:: Material to process ::
—————

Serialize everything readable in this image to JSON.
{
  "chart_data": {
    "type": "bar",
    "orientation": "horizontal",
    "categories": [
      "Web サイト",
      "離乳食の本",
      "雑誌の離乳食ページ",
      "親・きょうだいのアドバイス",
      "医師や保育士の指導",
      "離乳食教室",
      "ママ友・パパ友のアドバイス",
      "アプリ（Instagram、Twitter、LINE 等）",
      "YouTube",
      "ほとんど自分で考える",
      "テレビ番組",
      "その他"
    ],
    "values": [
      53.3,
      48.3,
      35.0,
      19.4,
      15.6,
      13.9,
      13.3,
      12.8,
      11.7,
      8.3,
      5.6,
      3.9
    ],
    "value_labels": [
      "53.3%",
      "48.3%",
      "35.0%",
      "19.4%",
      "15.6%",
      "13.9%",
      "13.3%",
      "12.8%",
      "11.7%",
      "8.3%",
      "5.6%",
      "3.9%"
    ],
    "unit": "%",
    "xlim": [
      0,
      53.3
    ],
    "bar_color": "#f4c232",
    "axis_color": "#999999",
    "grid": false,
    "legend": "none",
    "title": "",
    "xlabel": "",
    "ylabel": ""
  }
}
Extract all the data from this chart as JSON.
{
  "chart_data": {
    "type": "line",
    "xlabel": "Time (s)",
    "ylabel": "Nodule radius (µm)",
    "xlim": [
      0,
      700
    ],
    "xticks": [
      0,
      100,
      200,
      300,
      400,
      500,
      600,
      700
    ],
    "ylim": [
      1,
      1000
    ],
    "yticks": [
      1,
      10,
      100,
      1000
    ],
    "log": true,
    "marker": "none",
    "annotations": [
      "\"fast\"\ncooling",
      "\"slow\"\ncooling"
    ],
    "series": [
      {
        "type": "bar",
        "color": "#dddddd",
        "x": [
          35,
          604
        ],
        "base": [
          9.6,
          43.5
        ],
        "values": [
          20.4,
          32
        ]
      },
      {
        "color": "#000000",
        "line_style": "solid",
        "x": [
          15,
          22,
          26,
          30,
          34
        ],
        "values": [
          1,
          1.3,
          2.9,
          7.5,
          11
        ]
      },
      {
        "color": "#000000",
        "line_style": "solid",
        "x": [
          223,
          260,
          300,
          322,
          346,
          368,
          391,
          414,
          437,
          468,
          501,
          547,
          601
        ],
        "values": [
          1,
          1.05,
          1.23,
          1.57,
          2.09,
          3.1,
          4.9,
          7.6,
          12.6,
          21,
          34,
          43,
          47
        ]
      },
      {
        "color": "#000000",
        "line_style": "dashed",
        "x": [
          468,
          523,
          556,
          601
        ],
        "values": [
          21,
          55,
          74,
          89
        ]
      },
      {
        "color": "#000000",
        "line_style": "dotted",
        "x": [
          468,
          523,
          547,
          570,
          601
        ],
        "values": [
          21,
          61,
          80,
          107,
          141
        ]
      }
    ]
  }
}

—————

:: Aim of the task ::
For the data above, state only how many lines include the word "JSON".

:: Completed exercise ::
2